■ **INPUT DATA**
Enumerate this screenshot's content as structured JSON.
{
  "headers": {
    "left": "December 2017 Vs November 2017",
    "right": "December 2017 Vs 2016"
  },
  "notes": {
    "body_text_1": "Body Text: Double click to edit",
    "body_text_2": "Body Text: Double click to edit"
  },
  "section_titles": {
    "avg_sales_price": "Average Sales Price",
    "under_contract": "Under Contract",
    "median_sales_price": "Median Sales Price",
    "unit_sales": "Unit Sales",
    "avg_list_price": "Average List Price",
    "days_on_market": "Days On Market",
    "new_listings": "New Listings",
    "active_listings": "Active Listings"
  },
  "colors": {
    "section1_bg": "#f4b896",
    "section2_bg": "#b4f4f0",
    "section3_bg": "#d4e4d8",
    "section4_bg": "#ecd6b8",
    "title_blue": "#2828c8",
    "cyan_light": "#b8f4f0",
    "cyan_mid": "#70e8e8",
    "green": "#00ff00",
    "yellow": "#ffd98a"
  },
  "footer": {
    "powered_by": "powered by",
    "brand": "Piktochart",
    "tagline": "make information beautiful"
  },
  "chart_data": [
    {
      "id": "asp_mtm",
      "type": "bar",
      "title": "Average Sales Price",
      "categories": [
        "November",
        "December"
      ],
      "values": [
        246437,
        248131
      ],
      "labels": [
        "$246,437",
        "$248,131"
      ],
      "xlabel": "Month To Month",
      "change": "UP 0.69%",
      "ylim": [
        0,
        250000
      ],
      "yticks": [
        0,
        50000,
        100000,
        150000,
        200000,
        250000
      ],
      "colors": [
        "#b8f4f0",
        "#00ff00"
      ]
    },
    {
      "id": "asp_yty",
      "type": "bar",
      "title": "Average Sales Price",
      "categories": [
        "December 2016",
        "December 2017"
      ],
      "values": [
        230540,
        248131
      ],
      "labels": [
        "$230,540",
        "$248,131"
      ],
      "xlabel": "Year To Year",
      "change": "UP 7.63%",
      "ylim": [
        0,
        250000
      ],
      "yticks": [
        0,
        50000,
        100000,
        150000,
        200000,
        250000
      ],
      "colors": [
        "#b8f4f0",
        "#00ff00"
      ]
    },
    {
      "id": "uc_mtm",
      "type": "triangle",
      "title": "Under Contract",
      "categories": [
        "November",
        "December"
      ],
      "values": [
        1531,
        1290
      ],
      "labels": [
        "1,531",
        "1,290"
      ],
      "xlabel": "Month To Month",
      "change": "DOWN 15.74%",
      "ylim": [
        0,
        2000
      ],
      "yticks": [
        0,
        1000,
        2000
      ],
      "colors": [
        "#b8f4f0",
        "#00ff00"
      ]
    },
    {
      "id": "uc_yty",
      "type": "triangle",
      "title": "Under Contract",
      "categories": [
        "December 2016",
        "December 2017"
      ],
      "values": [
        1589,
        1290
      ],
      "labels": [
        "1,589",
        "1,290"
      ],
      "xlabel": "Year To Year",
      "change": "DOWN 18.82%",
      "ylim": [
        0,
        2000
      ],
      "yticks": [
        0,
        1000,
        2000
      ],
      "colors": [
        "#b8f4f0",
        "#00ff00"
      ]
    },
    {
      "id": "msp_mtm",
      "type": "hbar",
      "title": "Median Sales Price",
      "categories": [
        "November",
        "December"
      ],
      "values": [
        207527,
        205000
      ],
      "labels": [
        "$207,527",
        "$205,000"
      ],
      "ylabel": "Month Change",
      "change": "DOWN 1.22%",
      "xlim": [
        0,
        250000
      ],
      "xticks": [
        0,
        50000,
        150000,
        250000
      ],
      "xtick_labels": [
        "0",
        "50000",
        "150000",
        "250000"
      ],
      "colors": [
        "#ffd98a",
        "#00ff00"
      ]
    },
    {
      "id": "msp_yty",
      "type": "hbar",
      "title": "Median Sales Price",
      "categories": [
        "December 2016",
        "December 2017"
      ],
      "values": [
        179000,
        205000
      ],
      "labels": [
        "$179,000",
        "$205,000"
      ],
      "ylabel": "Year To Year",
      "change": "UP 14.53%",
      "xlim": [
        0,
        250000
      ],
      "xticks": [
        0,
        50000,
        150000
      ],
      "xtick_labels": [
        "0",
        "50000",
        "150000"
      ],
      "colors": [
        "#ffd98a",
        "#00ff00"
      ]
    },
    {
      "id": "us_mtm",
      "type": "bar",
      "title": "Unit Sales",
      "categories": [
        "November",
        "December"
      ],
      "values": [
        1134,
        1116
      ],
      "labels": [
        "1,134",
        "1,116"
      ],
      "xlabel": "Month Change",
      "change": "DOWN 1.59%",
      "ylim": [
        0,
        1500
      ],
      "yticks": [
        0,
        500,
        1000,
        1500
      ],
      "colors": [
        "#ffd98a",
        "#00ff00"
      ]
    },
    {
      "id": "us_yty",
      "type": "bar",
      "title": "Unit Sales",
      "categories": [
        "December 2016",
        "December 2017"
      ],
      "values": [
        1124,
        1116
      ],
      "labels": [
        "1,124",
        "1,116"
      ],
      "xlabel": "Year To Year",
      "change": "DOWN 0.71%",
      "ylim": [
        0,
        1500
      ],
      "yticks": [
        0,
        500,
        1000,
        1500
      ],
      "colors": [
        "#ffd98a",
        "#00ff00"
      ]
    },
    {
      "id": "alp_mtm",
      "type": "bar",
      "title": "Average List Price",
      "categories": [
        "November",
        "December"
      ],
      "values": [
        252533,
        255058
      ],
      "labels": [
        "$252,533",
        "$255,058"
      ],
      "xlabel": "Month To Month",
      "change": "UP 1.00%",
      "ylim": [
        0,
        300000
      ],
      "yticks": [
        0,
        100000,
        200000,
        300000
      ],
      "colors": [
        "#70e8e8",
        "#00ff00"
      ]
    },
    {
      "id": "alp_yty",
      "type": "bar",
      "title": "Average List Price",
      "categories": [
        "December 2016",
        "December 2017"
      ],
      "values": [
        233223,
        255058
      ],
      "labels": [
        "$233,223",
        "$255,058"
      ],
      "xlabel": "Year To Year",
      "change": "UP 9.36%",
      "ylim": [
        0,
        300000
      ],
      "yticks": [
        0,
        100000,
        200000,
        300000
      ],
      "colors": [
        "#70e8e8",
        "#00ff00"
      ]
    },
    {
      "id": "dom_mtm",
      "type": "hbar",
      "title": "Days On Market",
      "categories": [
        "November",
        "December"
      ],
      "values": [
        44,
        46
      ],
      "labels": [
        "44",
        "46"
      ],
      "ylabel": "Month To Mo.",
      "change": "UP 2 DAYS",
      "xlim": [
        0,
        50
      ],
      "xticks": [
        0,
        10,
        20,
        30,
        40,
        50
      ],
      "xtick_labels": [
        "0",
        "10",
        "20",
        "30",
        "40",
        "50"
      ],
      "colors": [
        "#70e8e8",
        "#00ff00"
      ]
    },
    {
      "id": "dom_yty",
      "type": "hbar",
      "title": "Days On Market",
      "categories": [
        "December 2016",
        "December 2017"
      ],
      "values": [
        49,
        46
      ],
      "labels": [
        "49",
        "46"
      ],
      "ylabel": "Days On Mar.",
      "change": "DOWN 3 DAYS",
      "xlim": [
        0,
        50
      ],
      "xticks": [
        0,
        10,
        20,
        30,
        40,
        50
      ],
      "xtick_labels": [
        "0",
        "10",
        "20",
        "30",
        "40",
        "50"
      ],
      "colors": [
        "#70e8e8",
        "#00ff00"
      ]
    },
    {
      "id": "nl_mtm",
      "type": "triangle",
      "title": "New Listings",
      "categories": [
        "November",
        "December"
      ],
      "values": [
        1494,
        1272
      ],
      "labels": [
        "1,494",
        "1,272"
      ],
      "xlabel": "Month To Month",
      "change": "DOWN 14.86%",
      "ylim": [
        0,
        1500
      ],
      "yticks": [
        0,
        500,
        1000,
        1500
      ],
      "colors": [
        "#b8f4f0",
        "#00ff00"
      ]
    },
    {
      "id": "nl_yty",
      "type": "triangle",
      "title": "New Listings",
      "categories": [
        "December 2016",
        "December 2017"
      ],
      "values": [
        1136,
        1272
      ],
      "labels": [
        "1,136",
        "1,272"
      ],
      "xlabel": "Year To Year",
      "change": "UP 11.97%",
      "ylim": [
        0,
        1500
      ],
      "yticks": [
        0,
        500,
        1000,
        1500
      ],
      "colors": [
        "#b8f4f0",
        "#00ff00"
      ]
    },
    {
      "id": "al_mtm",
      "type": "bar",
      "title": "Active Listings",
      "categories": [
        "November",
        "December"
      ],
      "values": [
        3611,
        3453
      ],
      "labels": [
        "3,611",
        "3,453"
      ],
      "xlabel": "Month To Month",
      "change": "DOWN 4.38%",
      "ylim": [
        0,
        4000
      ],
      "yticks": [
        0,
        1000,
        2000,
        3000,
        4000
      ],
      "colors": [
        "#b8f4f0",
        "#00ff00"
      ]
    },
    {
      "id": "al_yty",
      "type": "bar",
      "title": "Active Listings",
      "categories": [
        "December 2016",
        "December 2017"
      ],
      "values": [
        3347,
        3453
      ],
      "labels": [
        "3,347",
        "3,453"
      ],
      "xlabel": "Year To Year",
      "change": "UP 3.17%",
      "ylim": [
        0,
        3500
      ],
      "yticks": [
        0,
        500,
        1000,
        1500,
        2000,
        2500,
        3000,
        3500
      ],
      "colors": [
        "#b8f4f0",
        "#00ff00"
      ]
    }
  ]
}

■ **PROBLEM DESCRIPTION**
Go over the data above and copy every line that has the word "Double" in it.

■ **SOLUTION TO THIS EXERCISE**
    "body_text_1": "Body Text: Double click to edit",
    "body_text_2": "Body Text: Double click to edit"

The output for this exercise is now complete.